------ Supplied data
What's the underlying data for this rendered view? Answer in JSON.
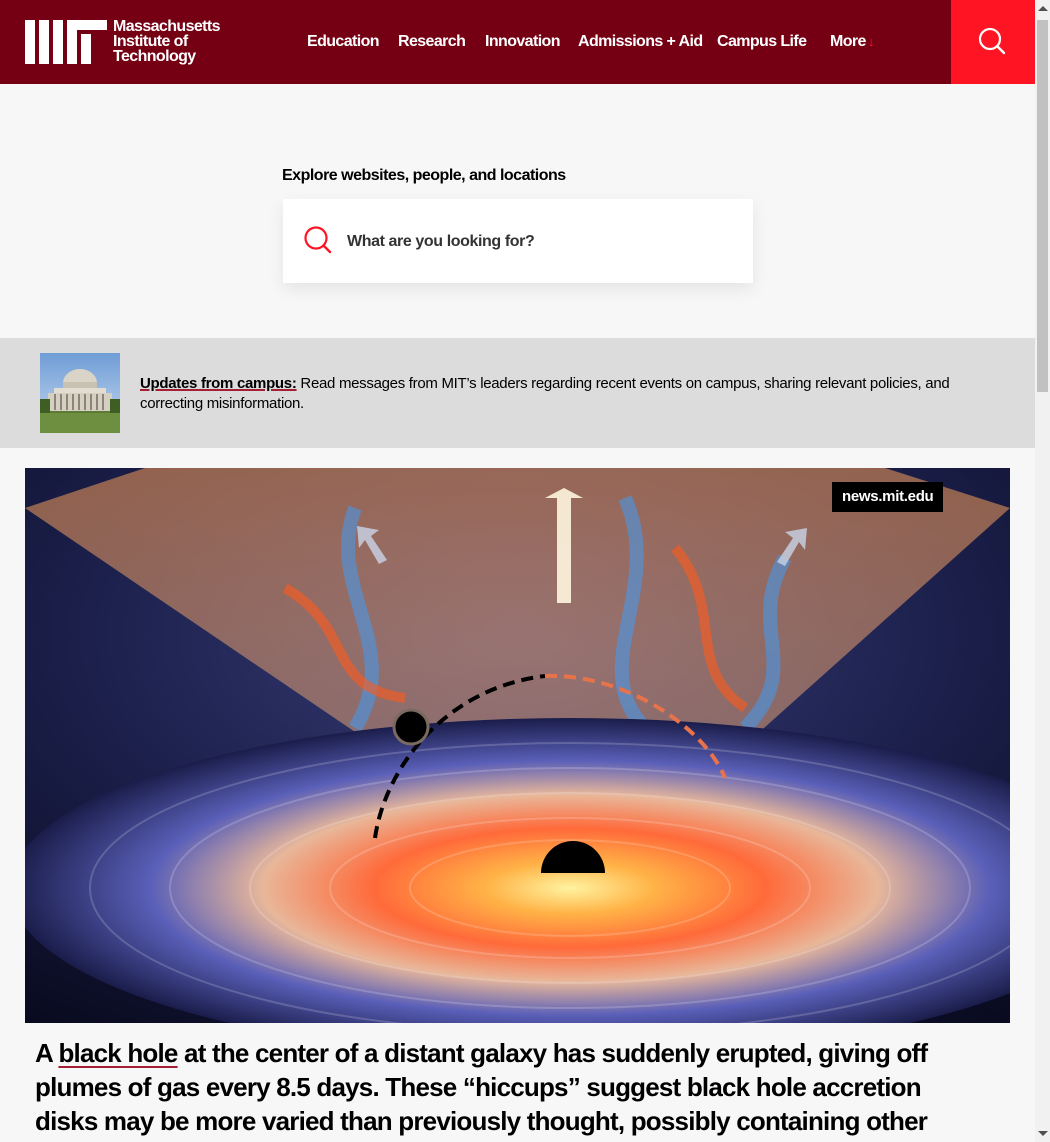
{
  "header": {
    "logo_lines": [
      "Massachusetts",
      "Institute of",
      "Technology"
    ],
    "nav": [
      {
        "label": "Education"
      },
      {
        "label": "Research"
      },
      {
        "label": "Innovation"
      },
      {
        "label": "Admissions + Aid"
      },
      {
        "label": "Campus Life"
      },
      {
        "label": "More",
        "arrow": "↓"
      }
    ],
    "brand_color": "#750014",
    "accent_color": "#ff1423"
  },
  "search": {
    "label": "Explore websites, people, and locations",
    "placeholder": "What are you looking for?"
  },
  "banner": {
    "link_text": "Updates from campus:",
    "text": " Read messages from MIT’s leaders regarding recent events on campus, sharing relevant policies, and correcting misinformation."
  },
  "hero": {
    "badge": "news.mit.edu"
  },
  "headline": {
    "prefix": "A ",
    "link_text": "black hole",
    "rest": " at the center of a distant galaxy has suddenly erupted, giving off plumes of gas every 8.5 days. These “hiccups” suggest black hole accretion disks may be more varied than previously thought, possibly containing other"
  }
}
------------
Aim –
Reproduce each entry verbatim, excluding any embedded images.

Answer below –
What's the underlying data for this rendered view? Answer in JSON.
{
  "header": {
    "logo_lines": [
      "Massachusetts",
      "Institute of",
      "Technology"
    ],
    "nav": [
      {
        "label": "Education"
      },
      {
        "label": "Research"
      },
      {
        "label": "Innovation"
      },
      {
        "label": "Admissions + Aid"
      },
      {
        "label": "Campus Life"
      },
      {
        "label": "More",
        "arrow": "↓"
      }
    ],
    "brand_color": "#750014",
    "accent_color": "#ff1423"
  },
  "search": {
    "label": "Explore websites, people, and locations",
    "placeholder": "What are you looking for?"
  },
  "banner": {
    "link_text": "Updates from campus:",
    "text": " Read messages from MIT’s leaders regarding recent events on campus, sharing relevant policies, and correcting misinformation."
  },
  "hero": {
    "badge": "news.mit.edu"
  },
  "headline": {
    "prefix": "A ",
    "link_text": "black hole",
    "rest": " at the center of a distant galaxy has suddenly erupted, giving off plumes of gas every 8.5 days. These “hiccups” suggest black hole accretion disks may be more varied than previously thought, possibly containing other"
  }
}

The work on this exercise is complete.